### Task goal
Copy the full set of lines exactly as given.

### The input
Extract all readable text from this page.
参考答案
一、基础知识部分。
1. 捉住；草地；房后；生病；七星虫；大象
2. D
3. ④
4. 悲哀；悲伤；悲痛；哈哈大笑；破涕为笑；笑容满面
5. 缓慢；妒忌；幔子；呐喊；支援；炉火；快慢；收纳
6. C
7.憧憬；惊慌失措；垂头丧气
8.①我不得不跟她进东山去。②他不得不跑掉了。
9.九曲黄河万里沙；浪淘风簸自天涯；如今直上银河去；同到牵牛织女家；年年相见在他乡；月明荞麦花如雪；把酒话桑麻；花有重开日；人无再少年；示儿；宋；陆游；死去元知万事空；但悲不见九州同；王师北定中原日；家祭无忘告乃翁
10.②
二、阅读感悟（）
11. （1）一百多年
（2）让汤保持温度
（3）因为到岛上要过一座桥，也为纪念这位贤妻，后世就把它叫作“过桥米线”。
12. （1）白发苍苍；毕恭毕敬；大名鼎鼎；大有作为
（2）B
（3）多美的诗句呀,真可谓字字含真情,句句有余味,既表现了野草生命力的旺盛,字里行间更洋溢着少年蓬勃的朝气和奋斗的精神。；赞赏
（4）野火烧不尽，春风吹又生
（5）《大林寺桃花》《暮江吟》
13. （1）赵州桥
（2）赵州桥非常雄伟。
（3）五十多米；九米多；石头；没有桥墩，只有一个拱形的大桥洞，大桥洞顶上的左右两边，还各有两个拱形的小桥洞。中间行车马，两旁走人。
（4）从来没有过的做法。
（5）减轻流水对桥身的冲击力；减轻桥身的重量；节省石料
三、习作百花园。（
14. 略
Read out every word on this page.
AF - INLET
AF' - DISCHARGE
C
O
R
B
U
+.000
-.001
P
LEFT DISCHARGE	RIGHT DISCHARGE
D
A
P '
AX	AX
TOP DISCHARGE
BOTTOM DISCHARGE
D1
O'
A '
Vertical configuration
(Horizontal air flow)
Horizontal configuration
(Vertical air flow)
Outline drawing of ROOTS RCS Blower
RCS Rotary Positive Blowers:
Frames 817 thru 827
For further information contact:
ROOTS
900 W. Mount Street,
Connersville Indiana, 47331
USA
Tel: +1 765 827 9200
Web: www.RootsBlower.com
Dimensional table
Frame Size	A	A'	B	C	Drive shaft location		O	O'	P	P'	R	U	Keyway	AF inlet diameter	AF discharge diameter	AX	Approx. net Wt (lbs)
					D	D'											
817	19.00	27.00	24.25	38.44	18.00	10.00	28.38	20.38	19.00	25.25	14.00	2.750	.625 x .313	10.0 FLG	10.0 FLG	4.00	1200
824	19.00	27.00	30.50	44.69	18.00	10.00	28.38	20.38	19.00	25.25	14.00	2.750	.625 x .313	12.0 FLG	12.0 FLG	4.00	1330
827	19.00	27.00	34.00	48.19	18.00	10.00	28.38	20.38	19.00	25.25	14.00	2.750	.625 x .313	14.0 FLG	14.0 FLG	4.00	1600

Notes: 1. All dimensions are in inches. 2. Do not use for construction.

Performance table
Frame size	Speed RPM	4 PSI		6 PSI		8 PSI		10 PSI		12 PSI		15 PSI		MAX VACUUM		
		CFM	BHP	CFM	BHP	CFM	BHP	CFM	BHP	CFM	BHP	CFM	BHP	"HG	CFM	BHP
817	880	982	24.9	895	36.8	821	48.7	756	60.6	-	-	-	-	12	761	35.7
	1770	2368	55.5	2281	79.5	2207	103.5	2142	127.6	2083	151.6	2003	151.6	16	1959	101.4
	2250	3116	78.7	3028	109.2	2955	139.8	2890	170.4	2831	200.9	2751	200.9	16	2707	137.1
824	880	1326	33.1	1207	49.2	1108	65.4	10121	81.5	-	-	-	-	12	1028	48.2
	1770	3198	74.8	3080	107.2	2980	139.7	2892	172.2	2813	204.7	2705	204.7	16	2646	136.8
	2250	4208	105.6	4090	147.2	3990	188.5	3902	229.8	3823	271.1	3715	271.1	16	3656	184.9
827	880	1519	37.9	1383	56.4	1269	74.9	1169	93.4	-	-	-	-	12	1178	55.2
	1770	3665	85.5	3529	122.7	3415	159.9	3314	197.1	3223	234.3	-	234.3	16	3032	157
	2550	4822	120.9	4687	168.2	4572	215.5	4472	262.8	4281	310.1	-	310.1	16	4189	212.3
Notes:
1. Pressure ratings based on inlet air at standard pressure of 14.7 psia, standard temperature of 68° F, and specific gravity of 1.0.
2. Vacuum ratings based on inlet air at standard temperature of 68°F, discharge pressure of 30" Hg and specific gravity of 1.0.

### Answer for this exercise
Extract all readable text from this page.
参考答案
一、基础知识部分。
1. 捉住；草地；房后；生病；七星虫；大象
2. D
3. ④
4. 悲哀；悲伤；悲痛；哈哈大笑；破涕为笑；笑容满面
5. 缓慢；妒忌；幔子；呐喊；支援；炉火；快慢；收纳
6. C
7.憧憬；惊慌失措；垂头丧气
8.①我不得不跟她进东山去。②他不得不跑掉了。
9.九曲黄河万里沙；浪淘风簸自天涯；如今直上银河去；同到牵牛织女家；年年相见在他乡；月明荞麦花如雪；把酒话桑麻；花有重开日；人无再少年；示儿；宋；陆游；死去元知万事空；但悲不见九州同；王师北定中原日；家祭无忘告乃翁
10.②
二、阅读感悟（）
11. （1）一百多年
（2）让汤保持温度
（3）因为到岛上要过一座桥，也为纪念这位贤妻，后世就把它叫作“过桥米线”。
12. （1）白发苍苍；毕恭毕敬；大名鼎鼎；大有作为
（2）B
（3）多美的诗句呀,真可谓字字含真情,句句有余味,既表现了野草生命力的旺盛,字里行间更洋溢着少年蓬勃的朝气和奋斗的精神。；赞赏
（4）野火烧不尽，春风吹又生
（5）《大林寺桃花》《暮江吟》
13. （1）赵州桥
（2）赵州桥非常雄伟。
（3）五十多米；九米多；石头；没有桥墩，只有一个拱形的大桥洞，大桥洞顶上的左右两边，还各有两个拱形的小桥洞。中间行车马，两旁走人。
（4）从来没有过的做法。
（5）减轻流水对桥身的冲击力；减轻桥身的重量；节省石料
三、习作百花园。（
14. 略
Read out every word on this page.
AF - INLET
AF' - DISCHARGE
C
O
R
B
U
+.000
-.001
P
LEFT DISCHARGE	RIGHT DISCHARGE
D
A
P '
AX	AX
TOP DISCHARGE
BOTTOM DISCHARGE
D1
O'
A '
Vertical configuration
(Horizontal air flow)
Horizontal configuration
(Vertical air flow)
Outline drawing of ROOTS RCS Blower
RCS Rotary Positive Blowers:
Frames 817 thru 827
For further information contact:
ROOTS
900 W. Mount Street,
Connersville Indiana, 47331
USA
Tel: +1 765 827 9200
Web: www.RootsBlower.com
Dimensional table
Frame Size	A	A'	B	C	Drive shaft location		O	O'	P	P'	R	U	Keyway	AF inlet diameter	AF discharge diameter	AX	Approx. net Wt (lbs)
					D	D'											
817	19.00	27.00	24.25	38.44	18.00	10.00	28.38	20.38	19.00	25.25	14.00	2.750	.625 x .313	10.0 FLG	10.0 FLG	4.00	1200
824	19.00	27.00	30.50	44.69	18.00	10.00	28.38	20.38	19.00	25.25	14.00	2.750	.625 x .313	12.0 FLG	12.0 FLG	4.00	1330
827	19.00	27.00	34.00	48.19	18.00	10.00	28.38	20.38	19.00	25.25	14.00	2.750	.625 x .313	14.0 FLG	14.0 FLG	4.00	1600

Notes: 1. All dimensions are in inches. 2. Do not use for construction.

Performance table
Frame size	Speed RPM	4 PSI		6 PSI		8 PSI		10 PSI		12 PSI		15 PSI		MAX VACUUM		
		CFM	BHP	CFM	BHP	CFM	BHP	CFM	BHP	CFM	BHP	CFM	BHP	"HG	CFM	BHP
817	880	982	24.9	895	36.8	821	48.7	756	60.6	-	-	-	-	12	761	35.7
	1770	2368	55.5	2281	79.5	2207	103.5	2142	127.6	2083	151.6	2003	151.6	16	1959	101.4
	2250	3116	78.7	3028	109.2	2955	139.8	2890	170.4	2831	200.9	2751	200.9	16	2707	137.1
824	880	1326	33.1	1207	49.2	1108	65.4	10121	81.5	-	-	-	-	12	1028	48.2
	1770	3198	74.8	3080	107.2	2980	139.7	2892	172.2	2813	204.7	2705	204.7	16	2646	136.8
	2250	4208	105.6	4090	147.2	3990	188.5	3902	229.8	3823	271.1	3715	271.1	16	3656	184.9
827	880	1519	37.9	1383	56.4	1269	74.9	1169	93.4	-	-	-	-	12	1178	55.2
	1770	3665	85.5	3529	122.7	3415	159.9	3314	197.1	3223	234.3	-	234.3	16	3032	157
	2550	4822	120.9	4687	168.2	4572	215.5	4472	262.8	4281	310.1	-	310.1	16	4189	212.3
Notes:
1. Pressure ratings based on inlet air at standard pressure of 14.7 psia, standard temperature of 68° F, and specific gravity of 1.0.
2. Vacuum ratings based on inlet air at standard temperature of 68°F, discharge pressure of 30" Hg and specific gravity of 1.0.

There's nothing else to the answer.